=== Work to do ===
All of the material below is to be restated word for word, apart from the pictures.

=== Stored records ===
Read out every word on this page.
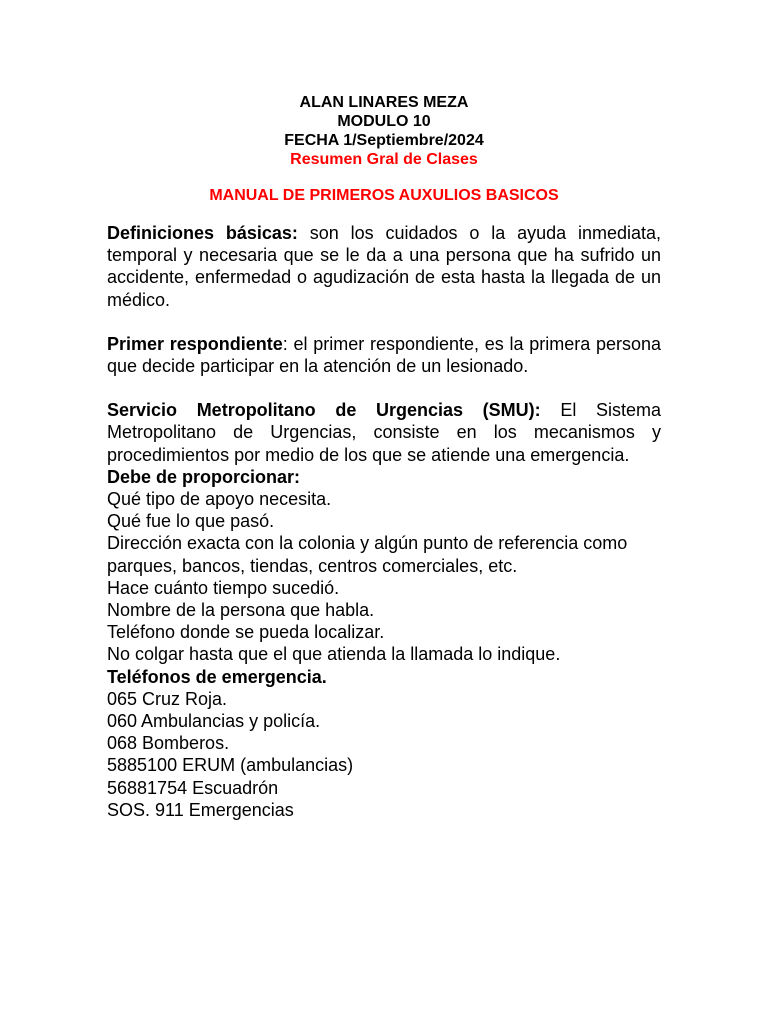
ALAN LINARES MEZA
MODULO 10
FECHA 1/Septiembre/2024
Resumen Gral de Clases
MANUAL DE PRIMEROS AUXULIOS BASICOS

Definiciones básicas: son los cuidados o la ayuda inmediata, temporal y necesaria que se le da a una persona que ha sufrido un accidente, enfermedad o agudización de esta hasta la llegada de un médico.

Primer respondiente: el primer respondiente, es la primera persona que decide participar en la atención de un lesionado.

Servicio Metropolitano de Urgencias (SMU): El Sistema Metropolitano de Urgencias, consiste en los mecanismos y procedimientos por medio de los que se atiende una emergencia.

Debe de proporcionar:
Qué tipo de apoyo necesita.
Qué fue lo que pasó.
Dirección exacta con la colonia y algún punto de referencia como parques, bancos, tiendas, centros comerciales, etc.
Hace cuánto tiempo sucedió.
Nombre de la persona que habla.
Teléfono donde se pueda localizar.
No colgar hasta que el que atienda la llamada lo indique.
Teléfonos de emergencia.
065 Cruz Roja.
060 Ambulancias y policía.
068 Bomberos.
5885100 ERUM (ambulancias)
56881754 Escuadrón
SOS. 911 Emergencias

=== The solution ===
Read out every word on this page.
ALAN LINARES MEZA
MODULO 10
FECHA 1/Septiembre/2024
Resumen Gral de Clases
MANUAL DE PRIMEROS AUXULIOS BASICOS

Definiciones básicas: son los cuidados o la ayuda inmediata, temporal y necesaria que se le da a una persona que ha sufrido un accidente, enfermedad o agudización de esta hasta la llegada de un médico.

Primer respondiente: el primer respondiente, es la primera persona que decide participar en la atención de un lesionado.

Servicio Metropolitano de Urgencias (SMU): El Sistema Metropolitano de Urgencias, consiste en los mecanismos y procedimientos por medio de los que se atiende una emergencia.

Debe de proporcionar:
Qué tipo de apoyo necesita.
Qué fue lo que pasó.
Dirección exacta con la colonia y algún punto de referencia como parques, bancos, tiendas, centros comerciales, etc.
Hace cuánto tiempo sucedió.
Nombre de la persona que habla.
Teléfono donde se pueda localizar.
No colgar hasta que el que atienda la llamada lo indique.
Teléfonos de emergencia.
065 Cruz Roja.
060 Ambulancias y policía.
068 Bomberos.
5885100 ERUM (ambulancias)
56881754 Escuadrón
SOS. 911 Emergencias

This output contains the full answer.